===== THE RECORDS =====

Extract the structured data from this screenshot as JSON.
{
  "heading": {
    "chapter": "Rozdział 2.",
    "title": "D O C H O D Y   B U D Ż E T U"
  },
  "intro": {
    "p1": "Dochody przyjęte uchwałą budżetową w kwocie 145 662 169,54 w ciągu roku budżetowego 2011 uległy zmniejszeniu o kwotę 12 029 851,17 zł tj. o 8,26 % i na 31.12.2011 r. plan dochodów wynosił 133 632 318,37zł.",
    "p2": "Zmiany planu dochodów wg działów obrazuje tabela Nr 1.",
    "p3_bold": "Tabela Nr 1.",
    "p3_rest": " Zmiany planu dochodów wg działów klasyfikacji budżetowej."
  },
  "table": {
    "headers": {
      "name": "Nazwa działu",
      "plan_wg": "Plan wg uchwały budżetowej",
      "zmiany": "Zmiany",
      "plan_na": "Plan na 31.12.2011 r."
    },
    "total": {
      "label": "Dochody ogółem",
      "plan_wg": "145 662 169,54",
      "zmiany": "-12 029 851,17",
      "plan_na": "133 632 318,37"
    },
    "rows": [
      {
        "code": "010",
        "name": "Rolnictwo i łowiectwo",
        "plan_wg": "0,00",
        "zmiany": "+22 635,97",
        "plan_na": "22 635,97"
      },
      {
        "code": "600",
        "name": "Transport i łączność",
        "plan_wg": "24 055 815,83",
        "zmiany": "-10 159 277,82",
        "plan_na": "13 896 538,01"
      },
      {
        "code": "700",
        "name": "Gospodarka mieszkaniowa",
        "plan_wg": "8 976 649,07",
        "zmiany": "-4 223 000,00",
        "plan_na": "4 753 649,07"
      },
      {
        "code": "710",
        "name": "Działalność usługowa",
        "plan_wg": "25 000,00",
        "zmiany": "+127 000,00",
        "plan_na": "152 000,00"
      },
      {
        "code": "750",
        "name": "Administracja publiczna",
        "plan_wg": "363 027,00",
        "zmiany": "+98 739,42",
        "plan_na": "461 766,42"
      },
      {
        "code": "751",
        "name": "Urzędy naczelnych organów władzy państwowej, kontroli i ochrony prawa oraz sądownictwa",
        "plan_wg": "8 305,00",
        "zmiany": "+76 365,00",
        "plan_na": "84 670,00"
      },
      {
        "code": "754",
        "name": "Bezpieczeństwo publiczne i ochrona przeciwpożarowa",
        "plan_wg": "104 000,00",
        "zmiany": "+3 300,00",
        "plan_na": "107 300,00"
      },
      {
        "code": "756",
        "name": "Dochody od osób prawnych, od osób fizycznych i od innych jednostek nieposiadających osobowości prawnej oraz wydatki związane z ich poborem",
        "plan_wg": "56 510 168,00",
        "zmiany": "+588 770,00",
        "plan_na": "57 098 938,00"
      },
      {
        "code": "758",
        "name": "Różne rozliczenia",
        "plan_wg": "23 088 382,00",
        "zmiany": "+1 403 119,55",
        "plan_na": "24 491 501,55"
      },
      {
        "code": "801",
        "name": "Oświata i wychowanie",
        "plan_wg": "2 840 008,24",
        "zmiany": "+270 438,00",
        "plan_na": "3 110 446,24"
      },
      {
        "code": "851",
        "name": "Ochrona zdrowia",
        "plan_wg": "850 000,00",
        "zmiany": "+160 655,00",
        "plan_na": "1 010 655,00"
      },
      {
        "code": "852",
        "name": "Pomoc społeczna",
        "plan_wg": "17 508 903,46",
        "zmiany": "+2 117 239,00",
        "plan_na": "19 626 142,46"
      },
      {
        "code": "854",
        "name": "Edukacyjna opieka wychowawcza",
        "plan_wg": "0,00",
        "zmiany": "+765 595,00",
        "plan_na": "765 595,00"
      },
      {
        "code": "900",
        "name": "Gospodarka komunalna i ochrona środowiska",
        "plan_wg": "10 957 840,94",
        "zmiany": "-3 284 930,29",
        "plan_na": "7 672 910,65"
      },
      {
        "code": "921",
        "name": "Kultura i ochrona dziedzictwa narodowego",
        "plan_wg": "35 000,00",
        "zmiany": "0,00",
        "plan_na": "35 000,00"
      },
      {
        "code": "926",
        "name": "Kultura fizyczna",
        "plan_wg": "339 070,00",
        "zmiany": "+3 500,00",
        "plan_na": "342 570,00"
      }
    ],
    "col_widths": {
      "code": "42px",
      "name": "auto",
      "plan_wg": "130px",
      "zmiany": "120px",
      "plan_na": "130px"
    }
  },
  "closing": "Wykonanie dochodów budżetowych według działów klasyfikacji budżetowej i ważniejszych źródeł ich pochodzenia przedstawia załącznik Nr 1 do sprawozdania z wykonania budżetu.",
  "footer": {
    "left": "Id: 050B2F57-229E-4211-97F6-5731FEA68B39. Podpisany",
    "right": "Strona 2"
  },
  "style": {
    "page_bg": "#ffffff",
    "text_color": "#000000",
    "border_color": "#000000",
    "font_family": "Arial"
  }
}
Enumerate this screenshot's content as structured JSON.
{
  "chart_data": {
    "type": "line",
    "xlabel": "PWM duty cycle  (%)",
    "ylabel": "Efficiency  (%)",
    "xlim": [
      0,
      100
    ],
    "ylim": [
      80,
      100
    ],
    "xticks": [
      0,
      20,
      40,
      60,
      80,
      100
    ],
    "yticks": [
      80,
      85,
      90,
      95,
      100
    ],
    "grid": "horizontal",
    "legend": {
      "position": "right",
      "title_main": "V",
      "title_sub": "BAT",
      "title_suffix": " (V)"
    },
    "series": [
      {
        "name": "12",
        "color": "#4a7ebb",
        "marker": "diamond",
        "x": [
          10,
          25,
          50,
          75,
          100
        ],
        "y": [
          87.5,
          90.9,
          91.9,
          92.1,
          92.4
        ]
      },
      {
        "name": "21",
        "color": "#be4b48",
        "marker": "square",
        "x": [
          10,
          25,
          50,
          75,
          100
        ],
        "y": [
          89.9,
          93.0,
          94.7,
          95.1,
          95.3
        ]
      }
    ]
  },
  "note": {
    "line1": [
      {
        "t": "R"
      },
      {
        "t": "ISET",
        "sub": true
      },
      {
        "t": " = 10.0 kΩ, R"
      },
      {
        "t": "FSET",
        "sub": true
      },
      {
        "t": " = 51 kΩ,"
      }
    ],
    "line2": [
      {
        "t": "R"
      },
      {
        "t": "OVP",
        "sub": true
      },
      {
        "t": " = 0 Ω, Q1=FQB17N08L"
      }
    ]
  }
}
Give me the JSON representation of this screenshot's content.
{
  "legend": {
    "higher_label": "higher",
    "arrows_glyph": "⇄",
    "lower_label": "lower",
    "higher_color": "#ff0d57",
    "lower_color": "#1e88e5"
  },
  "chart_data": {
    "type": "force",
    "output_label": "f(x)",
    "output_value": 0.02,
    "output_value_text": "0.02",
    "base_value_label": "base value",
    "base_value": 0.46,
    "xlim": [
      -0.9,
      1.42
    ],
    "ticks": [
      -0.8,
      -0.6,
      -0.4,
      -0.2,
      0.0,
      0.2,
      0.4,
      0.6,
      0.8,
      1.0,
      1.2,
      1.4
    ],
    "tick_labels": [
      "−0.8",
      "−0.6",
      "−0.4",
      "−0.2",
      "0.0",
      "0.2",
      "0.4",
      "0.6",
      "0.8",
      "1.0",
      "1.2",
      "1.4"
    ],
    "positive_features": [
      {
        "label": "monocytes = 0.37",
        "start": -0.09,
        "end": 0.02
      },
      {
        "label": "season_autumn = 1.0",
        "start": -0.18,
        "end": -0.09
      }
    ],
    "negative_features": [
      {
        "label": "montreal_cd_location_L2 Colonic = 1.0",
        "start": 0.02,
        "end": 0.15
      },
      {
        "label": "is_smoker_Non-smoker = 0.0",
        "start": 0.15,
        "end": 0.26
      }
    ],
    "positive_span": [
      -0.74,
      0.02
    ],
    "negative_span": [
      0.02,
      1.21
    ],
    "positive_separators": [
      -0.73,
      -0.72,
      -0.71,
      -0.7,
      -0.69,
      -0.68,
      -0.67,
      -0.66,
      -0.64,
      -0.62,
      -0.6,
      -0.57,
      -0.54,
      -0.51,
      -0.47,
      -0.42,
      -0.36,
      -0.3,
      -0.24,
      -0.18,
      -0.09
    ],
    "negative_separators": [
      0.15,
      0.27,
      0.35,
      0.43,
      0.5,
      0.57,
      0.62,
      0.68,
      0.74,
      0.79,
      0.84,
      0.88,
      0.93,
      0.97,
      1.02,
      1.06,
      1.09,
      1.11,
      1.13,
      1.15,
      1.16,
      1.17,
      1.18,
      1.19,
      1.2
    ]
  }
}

=====

> _GIVEN INSTRUCTION_
Show every line where the string "oraz" appears.

> _SOLUTION TO THE PROBLEM_
        "name": "Urzędy naczelnych organów władzy państwowej, kontroli i ochrony prawa oraz sądownictwa",
        "name": "Dochody od osób prawnych, od osób fizycznych i od innych jednostek nieposiadających osobowości prawnej oraz wydatki związane z ich poborem",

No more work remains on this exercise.